## GIVEN EXERCISE
Collect every line that includes the string "descriptivas".

## ENTRIES
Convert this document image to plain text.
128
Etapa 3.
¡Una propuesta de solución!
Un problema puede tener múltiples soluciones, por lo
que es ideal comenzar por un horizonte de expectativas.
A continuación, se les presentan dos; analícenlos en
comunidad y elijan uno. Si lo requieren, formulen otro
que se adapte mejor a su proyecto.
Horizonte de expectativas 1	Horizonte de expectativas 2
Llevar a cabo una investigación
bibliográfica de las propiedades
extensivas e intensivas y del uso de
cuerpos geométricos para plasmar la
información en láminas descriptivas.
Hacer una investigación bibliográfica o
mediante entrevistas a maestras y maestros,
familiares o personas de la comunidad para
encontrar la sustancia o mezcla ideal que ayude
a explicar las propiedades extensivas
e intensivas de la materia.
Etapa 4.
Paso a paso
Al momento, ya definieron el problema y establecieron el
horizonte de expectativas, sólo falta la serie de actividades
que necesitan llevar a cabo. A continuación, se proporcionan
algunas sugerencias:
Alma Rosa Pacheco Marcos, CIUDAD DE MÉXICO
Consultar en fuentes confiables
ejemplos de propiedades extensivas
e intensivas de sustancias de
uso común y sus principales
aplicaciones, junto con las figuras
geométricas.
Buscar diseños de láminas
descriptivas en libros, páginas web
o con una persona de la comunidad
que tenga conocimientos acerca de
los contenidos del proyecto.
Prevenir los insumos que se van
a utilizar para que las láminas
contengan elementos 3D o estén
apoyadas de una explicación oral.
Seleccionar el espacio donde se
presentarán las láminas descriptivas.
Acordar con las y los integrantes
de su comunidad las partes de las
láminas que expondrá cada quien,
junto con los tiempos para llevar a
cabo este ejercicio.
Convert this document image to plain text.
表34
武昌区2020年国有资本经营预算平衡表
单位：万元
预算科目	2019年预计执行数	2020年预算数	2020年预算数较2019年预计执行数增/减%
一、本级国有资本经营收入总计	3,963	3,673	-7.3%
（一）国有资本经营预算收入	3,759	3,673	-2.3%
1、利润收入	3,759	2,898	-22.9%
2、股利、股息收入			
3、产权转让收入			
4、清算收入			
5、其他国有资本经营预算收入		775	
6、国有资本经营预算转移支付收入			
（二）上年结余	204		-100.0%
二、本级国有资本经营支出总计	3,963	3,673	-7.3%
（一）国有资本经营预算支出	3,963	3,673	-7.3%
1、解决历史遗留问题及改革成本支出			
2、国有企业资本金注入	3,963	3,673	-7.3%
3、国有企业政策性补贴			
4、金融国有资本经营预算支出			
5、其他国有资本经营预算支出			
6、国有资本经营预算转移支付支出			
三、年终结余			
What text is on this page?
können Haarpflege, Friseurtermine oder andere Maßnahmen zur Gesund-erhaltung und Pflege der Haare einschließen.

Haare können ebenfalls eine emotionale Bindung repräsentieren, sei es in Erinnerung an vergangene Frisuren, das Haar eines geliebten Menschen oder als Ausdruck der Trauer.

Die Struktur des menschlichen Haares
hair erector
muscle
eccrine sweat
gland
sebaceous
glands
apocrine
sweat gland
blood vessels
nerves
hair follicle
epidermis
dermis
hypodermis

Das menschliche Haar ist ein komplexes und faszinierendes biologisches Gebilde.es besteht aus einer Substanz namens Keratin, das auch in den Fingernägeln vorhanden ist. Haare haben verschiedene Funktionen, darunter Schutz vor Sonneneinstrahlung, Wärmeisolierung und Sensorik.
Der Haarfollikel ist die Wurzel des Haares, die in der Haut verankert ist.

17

## RESULT BELOW
información en láminas descriptivas.
descriptivas en libros, páginas web
presentarán las láminas descriptivas.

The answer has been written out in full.